Select each line where the word "Baja" appears.

-- START Input rows --

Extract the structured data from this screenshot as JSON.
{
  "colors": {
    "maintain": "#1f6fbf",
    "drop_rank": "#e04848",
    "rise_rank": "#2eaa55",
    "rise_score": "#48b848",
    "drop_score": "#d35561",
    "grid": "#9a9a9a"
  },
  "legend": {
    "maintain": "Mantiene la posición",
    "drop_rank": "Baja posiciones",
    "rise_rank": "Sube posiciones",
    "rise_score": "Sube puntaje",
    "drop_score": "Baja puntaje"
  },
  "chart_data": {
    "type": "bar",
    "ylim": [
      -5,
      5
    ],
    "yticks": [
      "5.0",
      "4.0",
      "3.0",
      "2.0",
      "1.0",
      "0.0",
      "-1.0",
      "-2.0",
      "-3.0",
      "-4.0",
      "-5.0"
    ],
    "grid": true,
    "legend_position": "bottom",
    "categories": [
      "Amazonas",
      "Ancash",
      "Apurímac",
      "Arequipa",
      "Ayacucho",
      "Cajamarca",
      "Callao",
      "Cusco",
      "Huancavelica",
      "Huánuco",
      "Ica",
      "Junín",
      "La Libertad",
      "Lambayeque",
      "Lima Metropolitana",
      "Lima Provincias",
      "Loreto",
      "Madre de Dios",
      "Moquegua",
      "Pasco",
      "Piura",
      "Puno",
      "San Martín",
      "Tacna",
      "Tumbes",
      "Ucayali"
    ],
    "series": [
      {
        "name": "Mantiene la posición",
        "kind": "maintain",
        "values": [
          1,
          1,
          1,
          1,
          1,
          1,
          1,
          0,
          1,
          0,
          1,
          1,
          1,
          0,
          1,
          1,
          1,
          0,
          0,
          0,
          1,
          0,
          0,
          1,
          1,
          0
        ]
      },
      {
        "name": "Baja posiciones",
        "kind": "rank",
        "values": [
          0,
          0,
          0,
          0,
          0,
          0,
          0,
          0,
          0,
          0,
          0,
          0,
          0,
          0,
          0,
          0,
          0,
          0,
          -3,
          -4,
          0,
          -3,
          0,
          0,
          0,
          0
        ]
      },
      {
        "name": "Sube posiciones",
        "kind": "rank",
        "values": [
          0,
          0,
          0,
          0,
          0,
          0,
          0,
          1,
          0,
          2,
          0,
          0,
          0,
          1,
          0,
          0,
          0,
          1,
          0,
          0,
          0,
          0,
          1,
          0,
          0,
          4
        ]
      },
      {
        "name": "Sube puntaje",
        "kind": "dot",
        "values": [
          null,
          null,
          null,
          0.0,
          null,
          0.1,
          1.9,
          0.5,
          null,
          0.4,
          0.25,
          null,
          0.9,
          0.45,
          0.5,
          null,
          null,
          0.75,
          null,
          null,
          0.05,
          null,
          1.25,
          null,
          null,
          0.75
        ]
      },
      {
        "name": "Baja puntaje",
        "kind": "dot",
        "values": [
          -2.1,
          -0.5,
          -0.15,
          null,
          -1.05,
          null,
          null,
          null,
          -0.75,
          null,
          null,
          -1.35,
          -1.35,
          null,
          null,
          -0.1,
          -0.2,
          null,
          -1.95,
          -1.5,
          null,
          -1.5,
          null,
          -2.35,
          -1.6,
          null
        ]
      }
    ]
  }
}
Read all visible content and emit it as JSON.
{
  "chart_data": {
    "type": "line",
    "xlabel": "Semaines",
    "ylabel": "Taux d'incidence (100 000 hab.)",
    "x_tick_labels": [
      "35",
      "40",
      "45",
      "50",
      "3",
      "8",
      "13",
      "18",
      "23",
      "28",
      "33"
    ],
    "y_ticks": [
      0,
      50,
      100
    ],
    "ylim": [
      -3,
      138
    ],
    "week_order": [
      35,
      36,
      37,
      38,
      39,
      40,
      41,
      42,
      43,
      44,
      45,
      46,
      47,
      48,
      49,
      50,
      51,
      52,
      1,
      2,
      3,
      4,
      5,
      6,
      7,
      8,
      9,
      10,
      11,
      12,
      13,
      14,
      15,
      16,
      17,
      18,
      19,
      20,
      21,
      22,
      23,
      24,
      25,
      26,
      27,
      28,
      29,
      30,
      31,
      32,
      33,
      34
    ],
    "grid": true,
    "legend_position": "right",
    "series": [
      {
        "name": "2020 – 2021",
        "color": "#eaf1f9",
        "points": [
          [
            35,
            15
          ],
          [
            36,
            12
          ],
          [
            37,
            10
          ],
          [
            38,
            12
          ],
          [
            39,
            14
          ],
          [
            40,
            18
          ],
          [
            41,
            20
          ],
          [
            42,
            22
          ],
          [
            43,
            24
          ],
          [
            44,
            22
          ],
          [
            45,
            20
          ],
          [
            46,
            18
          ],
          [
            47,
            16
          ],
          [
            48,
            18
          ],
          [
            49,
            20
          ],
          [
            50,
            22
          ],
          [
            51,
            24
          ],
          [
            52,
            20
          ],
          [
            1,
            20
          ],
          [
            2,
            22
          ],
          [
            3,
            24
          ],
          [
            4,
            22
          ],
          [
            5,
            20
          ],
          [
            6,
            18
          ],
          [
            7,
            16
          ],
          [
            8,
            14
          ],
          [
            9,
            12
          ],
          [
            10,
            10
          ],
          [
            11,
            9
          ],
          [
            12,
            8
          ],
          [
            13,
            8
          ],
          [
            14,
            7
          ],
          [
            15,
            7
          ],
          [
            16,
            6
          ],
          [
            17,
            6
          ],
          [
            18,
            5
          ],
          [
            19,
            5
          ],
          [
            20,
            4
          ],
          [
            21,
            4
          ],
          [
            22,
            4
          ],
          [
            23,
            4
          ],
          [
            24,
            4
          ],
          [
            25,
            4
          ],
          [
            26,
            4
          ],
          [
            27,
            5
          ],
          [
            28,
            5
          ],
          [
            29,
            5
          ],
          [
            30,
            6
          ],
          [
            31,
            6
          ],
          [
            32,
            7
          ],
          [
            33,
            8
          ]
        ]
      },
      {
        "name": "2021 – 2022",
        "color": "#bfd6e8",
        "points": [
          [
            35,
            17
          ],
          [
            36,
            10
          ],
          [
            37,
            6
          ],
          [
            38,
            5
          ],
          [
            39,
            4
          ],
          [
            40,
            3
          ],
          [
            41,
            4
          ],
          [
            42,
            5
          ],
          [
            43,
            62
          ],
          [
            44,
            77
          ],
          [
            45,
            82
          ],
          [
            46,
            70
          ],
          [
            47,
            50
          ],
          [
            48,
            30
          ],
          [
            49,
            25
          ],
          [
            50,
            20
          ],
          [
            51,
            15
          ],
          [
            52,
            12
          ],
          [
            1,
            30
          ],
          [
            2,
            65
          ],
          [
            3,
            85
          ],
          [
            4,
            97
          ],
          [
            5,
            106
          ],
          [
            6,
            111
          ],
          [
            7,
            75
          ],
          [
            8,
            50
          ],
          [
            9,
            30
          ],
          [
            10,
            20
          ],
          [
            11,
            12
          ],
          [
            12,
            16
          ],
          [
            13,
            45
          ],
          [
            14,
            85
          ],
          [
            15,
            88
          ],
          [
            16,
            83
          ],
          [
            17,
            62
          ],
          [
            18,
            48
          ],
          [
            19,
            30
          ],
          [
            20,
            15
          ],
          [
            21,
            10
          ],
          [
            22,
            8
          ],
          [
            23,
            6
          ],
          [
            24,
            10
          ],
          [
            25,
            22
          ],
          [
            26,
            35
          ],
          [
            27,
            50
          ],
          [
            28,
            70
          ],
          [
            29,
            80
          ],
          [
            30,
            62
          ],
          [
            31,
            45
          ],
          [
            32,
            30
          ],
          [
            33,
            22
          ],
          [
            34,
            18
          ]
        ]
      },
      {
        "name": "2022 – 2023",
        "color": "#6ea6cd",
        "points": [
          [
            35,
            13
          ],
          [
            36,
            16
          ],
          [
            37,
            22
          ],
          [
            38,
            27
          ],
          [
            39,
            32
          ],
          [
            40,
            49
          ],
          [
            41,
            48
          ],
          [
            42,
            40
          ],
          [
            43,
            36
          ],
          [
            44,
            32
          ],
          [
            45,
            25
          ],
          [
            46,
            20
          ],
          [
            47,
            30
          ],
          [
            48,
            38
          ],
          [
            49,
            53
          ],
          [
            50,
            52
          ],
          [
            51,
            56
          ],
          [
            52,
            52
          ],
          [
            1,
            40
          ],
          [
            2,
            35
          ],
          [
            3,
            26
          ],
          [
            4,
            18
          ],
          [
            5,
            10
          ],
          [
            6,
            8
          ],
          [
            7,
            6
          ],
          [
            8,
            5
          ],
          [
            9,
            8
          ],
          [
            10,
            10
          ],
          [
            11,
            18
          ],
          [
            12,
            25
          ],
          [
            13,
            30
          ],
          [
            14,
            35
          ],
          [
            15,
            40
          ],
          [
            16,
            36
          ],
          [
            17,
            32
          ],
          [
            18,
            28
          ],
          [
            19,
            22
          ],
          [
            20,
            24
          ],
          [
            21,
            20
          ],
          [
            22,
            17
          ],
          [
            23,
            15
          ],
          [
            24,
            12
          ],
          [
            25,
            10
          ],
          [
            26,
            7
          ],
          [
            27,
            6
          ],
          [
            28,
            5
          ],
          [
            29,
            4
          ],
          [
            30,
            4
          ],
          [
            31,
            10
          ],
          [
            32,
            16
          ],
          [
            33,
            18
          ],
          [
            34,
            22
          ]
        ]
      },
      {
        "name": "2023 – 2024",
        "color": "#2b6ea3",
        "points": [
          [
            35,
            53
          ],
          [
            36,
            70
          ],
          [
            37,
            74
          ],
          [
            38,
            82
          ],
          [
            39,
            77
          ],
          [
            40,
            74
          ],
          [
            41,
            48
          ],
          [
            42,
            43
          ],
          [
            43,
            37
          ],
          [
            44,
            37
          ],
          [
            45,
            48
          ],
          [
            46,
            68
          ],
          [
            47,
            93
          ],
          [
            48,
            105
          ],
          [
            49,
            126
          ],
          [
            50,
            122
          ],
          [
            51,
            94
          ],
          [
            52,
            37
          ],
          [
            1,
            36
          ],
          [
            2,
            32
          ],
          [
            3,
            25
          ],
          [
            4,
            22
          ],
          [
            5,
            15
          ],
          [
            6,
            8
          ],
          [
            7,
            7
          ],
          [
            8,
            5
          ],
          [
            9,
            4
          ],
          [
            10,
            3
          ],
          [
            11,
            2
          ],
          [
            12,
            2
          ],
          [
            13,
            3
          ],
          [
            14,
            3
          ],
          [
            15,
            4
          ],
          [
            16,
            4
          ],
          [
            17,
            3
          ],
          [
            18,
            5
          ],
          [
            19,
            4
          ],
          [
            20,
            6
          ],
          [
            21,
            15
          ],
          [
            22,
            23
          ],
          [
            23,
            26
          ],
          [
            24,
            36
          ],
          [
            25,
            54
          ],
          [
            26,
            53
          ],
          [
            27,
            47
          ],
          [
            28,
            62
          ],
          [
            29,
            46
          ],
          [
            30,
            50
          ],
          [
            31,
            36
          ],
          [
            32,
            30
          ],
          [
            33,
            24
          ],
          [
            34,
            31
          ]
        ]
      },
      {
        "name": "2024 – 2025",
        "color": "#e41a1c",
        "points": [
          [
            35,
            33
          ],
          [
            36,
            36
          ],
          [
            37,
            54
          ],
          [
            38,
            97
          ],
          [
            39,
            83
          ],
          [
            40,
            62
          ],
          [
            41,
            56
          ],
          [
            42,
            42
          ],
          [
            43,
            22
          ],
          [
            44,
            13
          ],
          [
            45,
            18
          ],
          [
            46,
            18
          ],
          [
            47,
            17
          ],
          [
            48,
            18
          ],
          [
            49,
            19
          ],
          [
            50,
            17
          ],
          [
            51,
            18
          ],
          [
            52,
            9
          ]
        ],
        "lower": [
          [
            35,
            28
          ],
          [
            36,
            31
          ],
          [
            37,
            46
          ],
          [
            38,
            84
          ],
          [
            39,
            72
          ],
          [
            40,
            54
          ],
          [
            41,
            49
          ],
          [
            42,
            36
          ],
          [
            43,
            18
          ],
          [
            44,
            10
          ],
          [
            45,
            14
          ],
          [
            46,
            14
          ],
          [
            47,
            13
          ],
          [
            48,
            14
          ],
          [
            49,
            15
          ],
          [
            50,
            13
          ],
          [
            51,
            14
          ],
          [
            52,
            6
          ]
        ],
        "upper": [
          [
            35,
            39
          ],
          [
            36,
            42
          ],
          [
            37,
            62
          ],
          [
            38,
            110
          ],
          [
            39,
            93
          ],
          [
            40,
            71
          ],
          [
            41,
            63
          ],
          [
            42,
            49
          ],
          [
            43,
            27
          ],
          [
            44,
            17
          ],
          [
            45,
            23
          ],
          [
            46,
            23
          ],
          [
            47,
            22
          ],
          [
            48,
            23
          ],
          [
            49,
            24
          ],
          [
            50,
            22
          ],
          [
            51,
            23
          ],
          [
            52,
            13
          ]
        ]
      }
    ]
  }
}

-- END Input rows --

* Output of the exercise *
    "drop_rank": "Baja posiciones",
    "drop_score": "Baja puntaje"
        "name": "Baja posiciones",
        "name": "Baja puntaje",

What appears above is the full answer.